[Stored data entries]
>> BEGIN

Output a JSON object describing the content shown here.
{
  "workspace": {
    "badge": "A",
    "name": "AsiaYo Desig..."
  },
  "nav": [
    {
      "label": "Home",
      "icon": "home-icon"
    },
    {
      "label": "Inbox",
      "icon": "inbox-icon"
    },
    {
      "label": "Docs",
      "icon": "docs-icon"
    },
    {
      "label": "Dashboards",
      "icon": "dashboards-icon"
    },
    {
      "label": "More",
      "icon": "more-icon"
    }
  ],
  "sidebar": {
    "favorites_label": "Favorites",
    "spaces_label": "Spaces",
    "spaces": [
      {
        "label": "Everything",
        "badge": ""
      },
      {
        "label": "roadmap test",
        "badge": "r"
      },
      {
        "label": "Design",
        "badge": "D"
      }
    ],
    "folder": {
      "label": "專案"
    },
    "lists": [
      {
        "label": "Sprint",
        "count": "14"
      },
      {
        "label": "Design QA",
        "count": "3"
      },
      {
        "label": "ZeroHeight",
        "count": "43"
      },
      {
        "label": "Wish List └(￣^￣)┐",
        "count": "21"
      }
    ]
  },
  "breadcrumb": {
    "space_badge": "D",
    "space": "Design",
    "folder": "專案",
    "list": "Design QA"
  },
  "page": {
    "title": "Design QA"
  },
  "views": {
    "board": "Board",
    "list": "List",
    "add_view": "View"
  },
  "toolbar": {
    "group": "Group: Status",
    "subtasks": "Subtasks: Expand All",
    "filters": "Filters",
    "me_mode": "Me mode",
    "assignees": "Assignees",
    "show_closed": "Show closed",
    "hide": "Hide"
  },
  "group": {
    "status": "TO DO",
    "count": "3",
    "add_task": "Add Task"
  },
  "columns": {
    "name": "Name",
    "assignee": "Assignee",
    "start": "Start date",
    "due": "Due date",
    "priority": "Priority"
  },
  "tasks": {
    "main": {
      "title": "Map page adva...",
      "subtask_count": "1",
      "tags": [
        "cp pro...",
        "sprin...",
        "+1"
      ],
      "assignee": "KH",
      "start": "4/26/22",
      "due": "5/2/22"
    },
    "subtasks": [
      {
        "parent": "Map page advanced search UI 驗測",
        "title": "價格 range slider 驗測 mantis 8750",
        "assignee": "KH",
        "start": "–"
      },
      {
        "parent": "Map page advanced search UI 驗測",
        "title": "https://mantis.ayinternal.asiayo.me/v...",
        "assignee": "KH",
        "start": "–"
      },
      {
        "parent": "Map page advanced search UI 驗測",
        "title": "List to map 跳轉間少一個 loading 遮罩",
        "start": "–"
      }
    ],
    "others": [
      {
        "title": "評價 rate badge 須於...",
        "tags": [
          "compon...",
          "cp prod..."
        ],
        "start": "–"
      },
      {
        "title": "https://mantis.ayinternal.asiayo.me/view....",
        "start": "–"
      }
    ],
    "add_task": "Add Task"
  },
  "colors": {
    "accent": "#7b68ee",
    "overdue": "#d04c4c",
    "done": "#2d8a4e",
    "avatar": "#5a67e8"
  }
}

>> END

DIRECTIONS FOR THIS TASK:
Each line of the material above must be retyped precisely.

SOLUTION TO THIS TASK:
Output a JSON object describing the content shown here.
{
  "workspace": {
    "badge": "A",
    "name": "AsiaYo Desig..."
  },
  "nav": [
    {
      "label": "Home",
      "icon": "home-icon"
    },
    {
      "label": "Inbox",
      "icon": "inbox-icon"
    },
    {
      "label": "Docs",
      "icon": "docs-icon"
    },
    {
      "label": "Dashboards",
      "icon": "dashboards-icon"
    },
    {
      "label": "More",
      "icon": "more-icon"
    }
  ],
  "sidebar": {
    "favorites_label": "Favorites",
    "spaces_label": "Spaces",
    "spaces": [
      {
        "label": "Everything",
        "badge": ""
      },
      {
        "label": "roadmap test",
        "badge": "r"
      },
      {
        "label": "Design",
        "badge": "D"
      }
    ],
    "folder": {
      "label": "專案"
    },
    "lists": [
      {
        "label": "Sprint",
        "count": "14"
      },
      {
        "label": "Design QA",
        "count": "3"
      },
      {
        "label": "ZeroHeight",
        "count": "43"
      },
      {
        "label": "Wish List └(￣^￣)┐",
        "count": "21"
      }
    ]
  },
  "breadcrumb": {
    "space_badge": "D",
    "space": "Design",
    "folder": "專案",
    "list": "Design QA"
  },
  "page": {
    "title": "Design QA"
  },
  "views": {
    "board": "Board",
    "list": "List",
    "add_view": "View"
  },
  "toolbar": {
    "group": "Group: Status",
    "subtasks": "Subtasks: Expand All",
    "filters": "Filters",
    "me_mode": "Me mode",
    "assignees": "Assignees",
    "show_closed": "Show closed",
    "hide": "Hide"
  },
  "group": {
    "status": "TO DO",
    "count": "3",
    "add_task": "Add Task"
  },
  "columns": {
    "name": "Name",
    "assignee": "Assignee",
    "start": "Start date",
    "due": "Due date",
    "priority": "Priority"
  },
  "tasks": {
    "main": {
      "title": "Map page adva...",
      "subtask_count": "1",
      "tags": [
        "cp pro...",
        "sprin...",
        "+1"
      ],
      "assignee": "KH",
      "start": "4/26/22",
      "due": "5/2/22"
    },
    "subtasks": [
      {
        "parent": "Map page advanced search UI 驗測",
        "title": "價格 range slider 驗測 mantis 8750",
        "assignee": "KH",
        "start": "–"
      },
      {
        "parent": "Map page advanced search UI 驗測",
        "title": "https://mantis.ayinternal.asiayo.me/v...",
        "assignee": "KH",
        "start": "–"
      },
      {
        "parent": "Map page advanced search UI 驗測",
        "title": "List to map 跳轉間少一個 loading 遮罩",
        "start": "–"
      }
    ],
    "others": [
      {
        "title": "評價 rate badge 須於...",
        "tags": [
          "compon...",
          "cp prod..."
        ],
        "start": "–"
      },
      {
        "title": "https://mantis.ayinternal.asiayo.me/view....",
        "start": "–"
      }
    ],
    "add_task": "Add Task"
  },
  "colors": {
    "accent": "#7b68ee",
    "overdue": "#d04c4c",
    "done": "#2d8a4e",
    "avatar": "#5a67e8"
  }
}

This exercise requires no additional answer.